[Prompt]:
In the material below, find the line with "Enumerate this screenshot's"; set down that line and every line after it to the end, exactly, without pictures.

===============

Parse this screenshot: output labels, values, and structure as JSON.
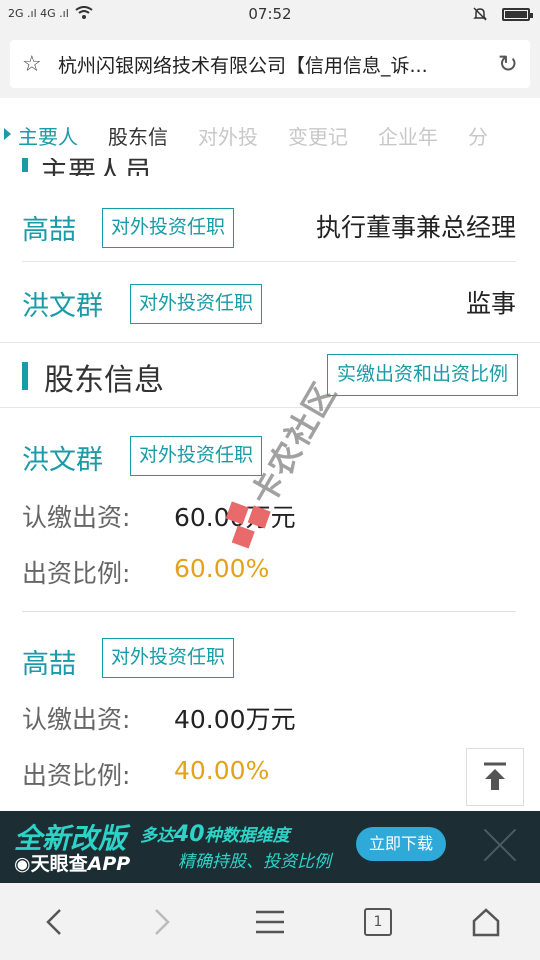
{
  "status": {
    "left_text": "2G .ıl 4G .ıl",
    "time": "07:52"
  },
  "browser": {
    "url_title": "杭州闪银网络技术有限公司【信用信息_诉...",
    "tab_count": "1"
  },
  "tabs": [
    {
      "label": "主要人"
    },
    {
      "label": "股东信"
    },
    {
      "label": "对外投"
    },
    {
      "label": "变更记"
    },
    {
      "label": "企业年"
    },
    {
      "label": "分"
    }
  ],
  "main_personnel": {
    "peek_title": "主要人员",
    "people": [
      {
        "name": "高喆",
        "button": "对外投资任职",
        "role": "执行董事兼总经理"
      },
      {
        "name": "洪文群",
        "button": "对外投资任职",
        "role": "监事"
      }
    ]
  },
  "shareholders": {
    "title": "股东信息",
    "header_button": "实缴出资和出资比例",
    "subscribed_label": "认缴出资:",
    "ratio_label": "出资比例:",
    "items": [
      {
        "name": "洪文群",
        "button": "对外投资任职",
        "subscribed": "60.00万元",
        "ratio": "60.00%"
      },
      {
        "name": "高喆",
        "button": "对外投资任职",
        "subscribed": "40.00万元",
        "ratio": "40.00%"
      }
    ]
  },
  "watermark": "卡农社区",
  "ad": {
    "headline": "全新改版",
    "brand": "天眼查",
    "brand_suffix": "APP",
    "line1_prefix": "多达",
    "line1_number": "40",
    "line1_suffix": "种数据维度",
    "line2": "精确持股、投资比例",
    "download_label": "立即下载"
  },
  "colors": {
    "accent": "#1a9ba8",
    "ratio": "#e3a21a"
  }
}
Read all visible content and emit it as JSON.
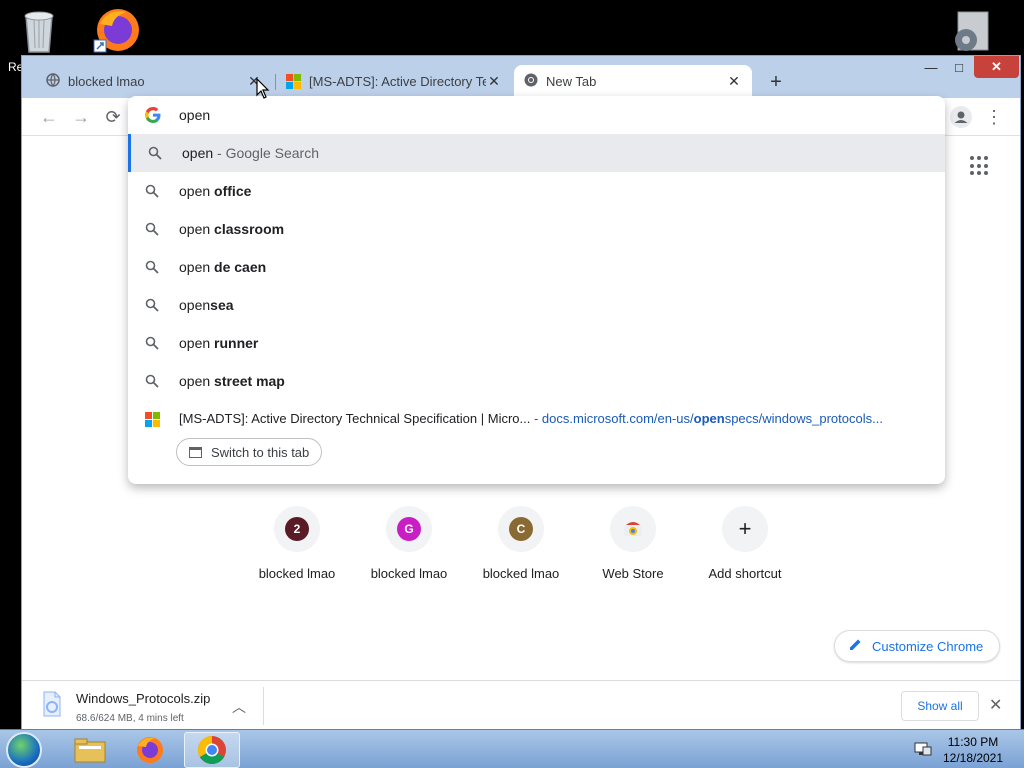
{
  "desktop": {
    "partial_label": "Re",
    "icons": [
      "recycle-bin-icon",
      "firefox-icon",
      "settings-icon"
    ]
  },
  "browser": {
    "tabs": [
      {
        "title": "blocked lmao",
        "icon": "globe-icon",
        "active": false
      },
      {
        "title": "[MS-ADTS]: Active Directory Tech",
        "icon": "microsoft-icon",
        "active": false
      },
      {
        "title": "New Tab",
        "icon": "chrome-icon",
        "active": true
      }
    ],
    "window_controls": {
      "minimize": "—",
      "maximize": "□",
      "close": "✕"
    },
    "new_tab_label": "+"
  },
  "omnibox": {
    "input_value": "open",
    "suggestions": [
      {
        "prefix": "open",
        "rest": " - Google Search",
        "style": "grey",
        "selected": true
      },
      {
        "prefix": "open ",
        "rest": "office",
        "style": "bold"
      },
      {
        "prefix": "open ",
        "rest": "classroom",
        "style": "bold"
      },
      {
        "prefix": "open ",
        "rest": "de caen",
        "style": "bold"
      },
      {
        "prefix": "open",
        "rest": "sea",
        "style": "bold"
      },
      {
        "prefix": "open ",
        "rest": "runner",
        "style": "bold"
      },
      {
        "prefix": "open ",
        "rest": "street map",
        "style": "bold"
      }
    ],
    "tab_match": {
      "title": "[MS-ADTS]: Active Directory Technical Specification | Micro...",
      "separator": " - ",
      "url_before": "docs.microsoft.com/en-us/",
      "url_match": "open",
      "url_after": "specs/windows_protocols..."
    },
    "switch_tab_label": "Switch to this tab"
  },
  "shortcuts": [
    {
      "letter": "2",
      "label": "blocked lmao",
      "color": "#5a1a26"
    },
    {
      "letter": "G",
      "label": "blocked lmao",
      "color": "#c71fc3"
    },
    {
      "letter": "C",
      "label": "blocked lmao",
      "color": "#8a6a33"
    },
    {
      "letter": "",
      "label": "Web Store",
      "color": ""
    },
    {
      "letter": "+",
      "label": "Add shortcut",
      "color": ""
    }
  ],
  "customize_label": "Customize Chrome",
  "download": {
    "filename": "Windows_Protocols.zip",
    "status": "68.6/624 MB, 4 mins left",
    "show_all_label": "Show all"
  },
  "taskbar": {
    "time": "11:30 PM",
    "date": "12/18/2021"
  },
  "colors": {
    "accent": "#1a73e8",
    "tabstrip": "#bdd0ea"
  }
}
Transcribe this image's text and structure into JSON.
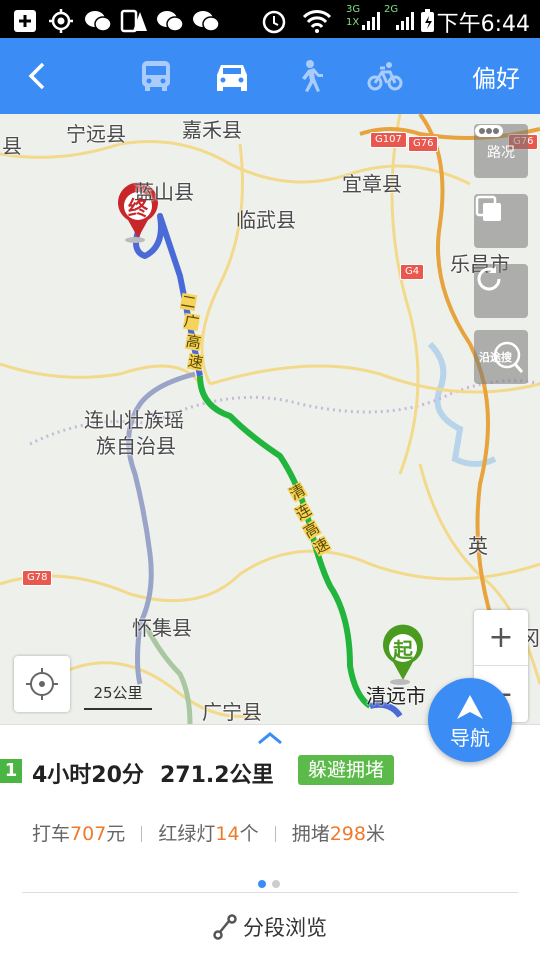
{
  "status_bar": {
    "net_3g": "3G",
    "net_1x": "1X",
    "net_2g": "2G",
    "time": "下午6:44",
    "icons": [
      "add-icon",
      "gps-icon",
      "wechat-icon",
      "clipboard-warning-icon",
      "wechat-icon",
      "wechat-icon",
      "alarm-icon",
      "wifi-icon",
      "signal-icon",
      "signal-icon",
      "battery-icon"
    ]
  },
  "navbar": {
    "back_icon": "back-icon",
    "modes": [
      {
        "name": "bus",
        "icon": "bus-icon",
        "active": false
      },
      {
        "name": "car",
        "icon": "car-icon",
        "active": true
      },
      {
        "name": "walk",
        "icon": "walk-icon",
        "active": false
      },
      {
        "name": "bike",
        "icon": "bike-icon",
        "active": false
      }
    ],
    "preference_label": "偏好"
  },
  "map": {
    "places": [
      {
        "id": "ningyuan",
        "text": "宁远县"
      },
      {
        "id": "jiahe",
        "text": "嘉禾县"
      },
      {
        "id": "yizhang",
        "text": "宜章县"
      },
      {
        "id": "lanshan",
        "text": "蓝山县"
      },
      {
        "id": "linwu",
        "text": "临武县"
      },
      {
        "id": "lechang",
        "text": "乐昌市"
      },
      {
        "id": "lianshan1",
        "text": "连山壮族瑶"
      },
      {
        "id": "lianshan2",
        "text": "族自治县"
      },
      {
        "id": "huaiji",
        "text": "怀集县"
      },
      {
        "id": "guangning",
        "text": "广宁县"
      },
      {
        "id": "qingyuan",
        "text": "清远市"
      },
      {
        "id": "fogang",
        "text": "佛冈"
      },
      {
        "id": "left_xian",
        "text": "县"
      },
      {
        "id": "right_ying",
        "text": "英"
      }
    ],
    "shields": [
      {
        "id": "g107",
        "text": "G107"
      },
      {
        "id": "g76a",
        "text": "G76"
      },
      {
        "id": "g76b",
        "text": "G76"
      },
      {
        "id": "g4",
        "text": "G4"
      },
      {
        "id": "g78",
        "text": "G78"
      }
    ],
    "road_labels": {
      "road1": [
        "二",
        "广",
        "高",
        "速"
      ],
      "road2": [
        "清",
        "连",
        "高",
        "速"
      ]
    },
    "end_marker": "终",
    "start_marker": "起",
    "traffic_label": "路况",
    "along_search_label": "沿途搜",
    "zoom_in": "+",
    "zoom_out": "−",
    "scale": "25公里",
    "route_colors": {
      "fast": "#22b53d",
      "slow": "#4a6ad8",
      "alt": "#9aa3c8"
    }
  },
  "panel": {
    "route_index": "1",
    "duration": "4小时20分",
    "distance": "271.2公里",
    "tag": "躲避拥堵",
    "taxi_prefix": "打车",
    "taxi_value": "707",
    "taxi_unit": "元",
    "lights_prefix": "红绿灯",
    "lights_value": "14",
    "lights_unit": "个",
    "jam_prefix": "拥堵",
    "jam_value": "298",
    "jam_unit": "米",
    "segment_label": "分段浏览",
    "navigate_label": "导航"
  }
}
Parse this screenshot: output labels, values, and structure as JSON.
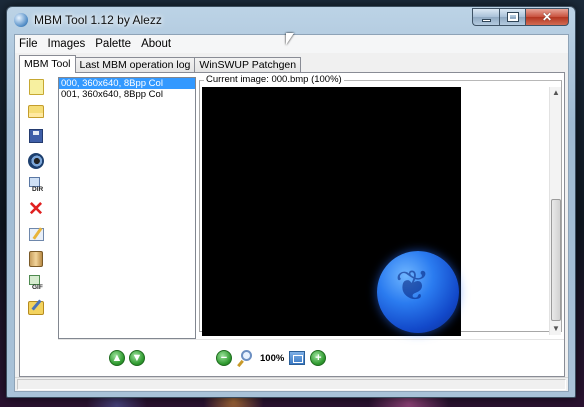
{
  "window": {
    "title": "MBM Tool 1.12 by Alezz"
  },
  "menu": {
    "items": [
      "File",
      "Images",
      "Palette",
      "About"
    ]
  },
  "tabs": [
    {
      "label": "MBM Tool",
      "active": true
    },
    {
      "label": "Last MBM operation log",
      "active": false
    },
    {
      "label": "WinSWUP Patchgen",
      "active": false
    }
  ],
  "toolbar": {
    "icons": [
      "new-icon",
      "open-icon",
      "save-icon",
      "audio-icon",
      "export-dir-icon",
      "delete-icon",
      "edit-icon",
      "tool-icon",
      "export-gif-icon",
      "open-edit-icon"
    ],
    "dir_label": "DIR",
    "gif_label": "GIF"
  },
  "image_list": {
    "items": [
      {
        "label": "000, 360x640, 8Bpp Col",
        "selected": true
      },
      {
        "label": "001, 360x640, 8Bpp Col",
        "selected": false
      }
    ]
  },
  "preview": {
    "caption": "Current image: 000.bmp (100%)"
  },
  "zoom": {
    "label": "100%"
  },
  "icons": {
    "move_up": "arrow-up-icon",
    "move_down": "arrow-down-icon",
    "zoom_out": "minus-icon",
    "zoom": "magnifier-icon",
    "fit": "fit-window-icon",
    "zoom_in": "plus-icon"
  },
  "colors": {
    "selection": "#3399ff",
    "canvas_bg": "#000000",
    "orb": "#2b7cf0",
    "accent_green": "#2f9a2f",
    "close_button": "#c8503c"
  }
}
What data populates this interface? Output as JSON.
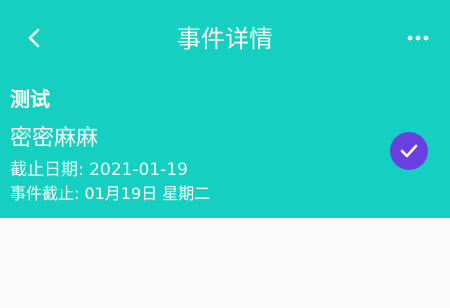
{
  "header": {
    "title": "事件详情",
    "back_icon": "chevron-left-icon",
    "more_icon": "more-horizontal-icon"
  },
  "event": {
    "group": "测试",
    "name": "密密麻麻",
    "deadline_text": "截止日期: 2021-01-19",
    "event_deadline_text": "事件截止: 01月19日 星期二",
    "completed": true,
    "status_icon": "check-icon"
  },
  "colors": {
    "header_bg": "#15cfc1",
    "check_bg": "#6a3fe0",
    "page_bg": "#fafafa"
  }
}
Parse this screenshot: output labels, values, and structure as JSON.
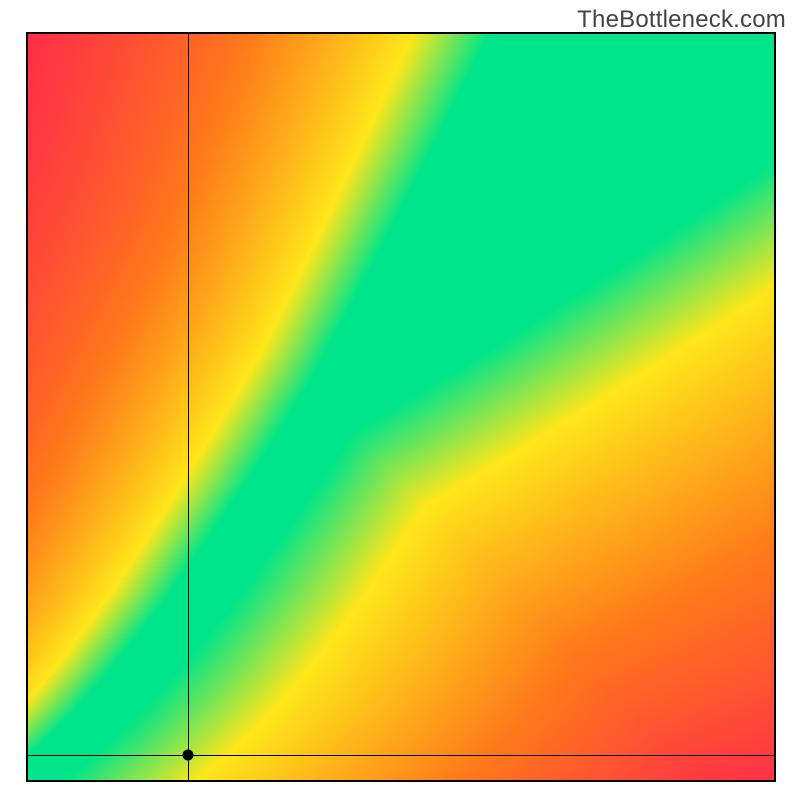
{
  "watermark": "TheBottleneck.com",
  "chart_data": {
    "type": "heatmap",
    "title": "",
    "xlabel": "",
    "ylabel": "",
    "xlim": [
      0,
      1
    ],
    "ylim": [
      0,
      1
    ],
    "grid": false,
    "legend": false,
    "colorscale_note": "red→orange→yellow→green→yellow; green ridge along a curve through origin",
    "colors": {
      "red": "#ff1a55",
      "orange": "#ff7a1a",
      "yellow": "#ffe71a",
      "green": "#00e58a"
    },
    "ridge_curve": {
      "description": "x as a function of y; slightly super-linear below ~0.25, then roughly linear",
      "points": [
        {
          "y": 0.0,
          "x": 0.0
        },
        {
          "y": 0.05,
          "x": 0.06
        },
        {
          "y": 0.1,
          "x": 0.11
        },
        {
          "y": 0.15,
          "x": 0.155
        },
        {
          "y": 0.2,
          "x": 0.195
        },
        {
          "y": 0.25,
          "x": 0.235
        },
        {
          "y": 0.3,
          "x": 0.27
        },
        {
          "y": 0.4,
          "x": 0.34
        },
        {
          "y": 0.5,
          "x": 0.405
        },
        {
          "y": 0.6,
          "x": 0.47
        },
        {
          "y": 0.7,
          "x": 0.535
        },
        {
          "y": 0.8,
          "x": 0.6
        },
        {
          "y": 0.9,
          "x": 0.665
        },
        {
          "y": 1.0,
          "x": 0.73
        }
      ]
    },
    "band_half_width": 0.035,
    "marker": {
      "x": 0.215,
      "y": 0.033
    },
    "crosshair": {
      "x": 0.215,
      "y": 0.033
    }
  }
}
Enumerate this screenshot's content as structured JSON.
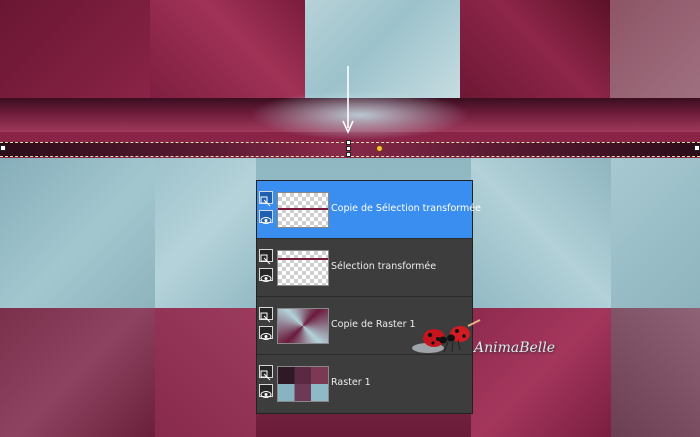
{
  "layers": [
    {
      "name": "Copie de Sélection transformée",
      "selected": true,
      "thumb": "transparent-line"
    },
    {
      "name": "Sélection transformée",
      "selected": false,
      "thumb": "transparent-line"
    },
    {
      "name": "Copie de Raster 1",
      "selected": false,
      "thumb": "abstract"
    },
    {
      "name": "Raster 1",
      "selected": false,
      "thumb": "abstract-tiles"
    }
  ],
  "watermark": {
    "text": "AnimaBelle"
  },
  "colors": {
    "accent_selected": "#3a8ef0",
    "panel_bg": "#3d3d3d",
    "wine": "#8a2447",
    "sky": "#98c0ca"
  },
  "icons": [
    "layer-type-icon",
    "eye-icon",
    "arrow-down-icon",
    "ladybug-icon"
  ]
}
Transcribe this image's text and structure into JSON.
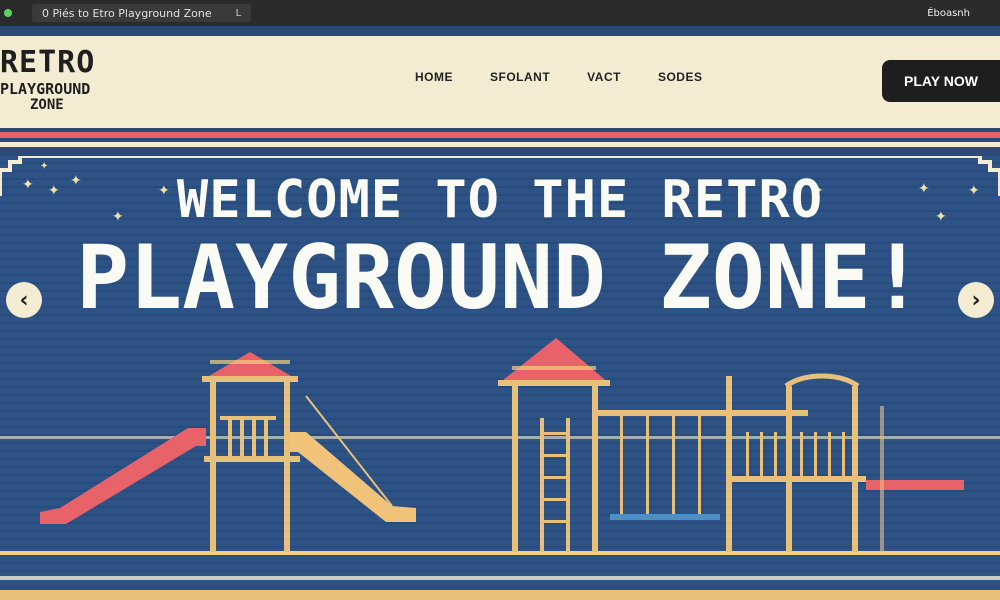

===============

[Solution to the problem]:
Enumerate this screenshot's content as structured JSON.
{
  "layers": [
    {
      "name": "Copie de Sélection transformée",
      "selected": true,
      "thumb": "transparent-line"
    },
    {
      "name": "Sélection transformée",
      "selected": false,
      "thumb": "transparent-line"
    },
    {
      "name": "Copie de Raster 1",
      "selected": false,
      "thumb": "abstract"
    },
    {
      "name": "Raster 1",
      "selected": false,
      "thumb": "abstract-tiles"
    }
  ],
  "watermark": {
    "text": "AnimaBelle"
  },
  "colors": {
    "accent_selected": "#3a8ef0",
    "panel_bg": "#3d3d3d",
    "wine": "#8a2447",
    "sky": "#98c0ca"
  },
  "icons": [
    "layer-type-icon",
    "eye-icon",
    "arrow-down-icon",
    "ladybug-icon"
  ]
}
Transcribe this image's text and structure into JSON.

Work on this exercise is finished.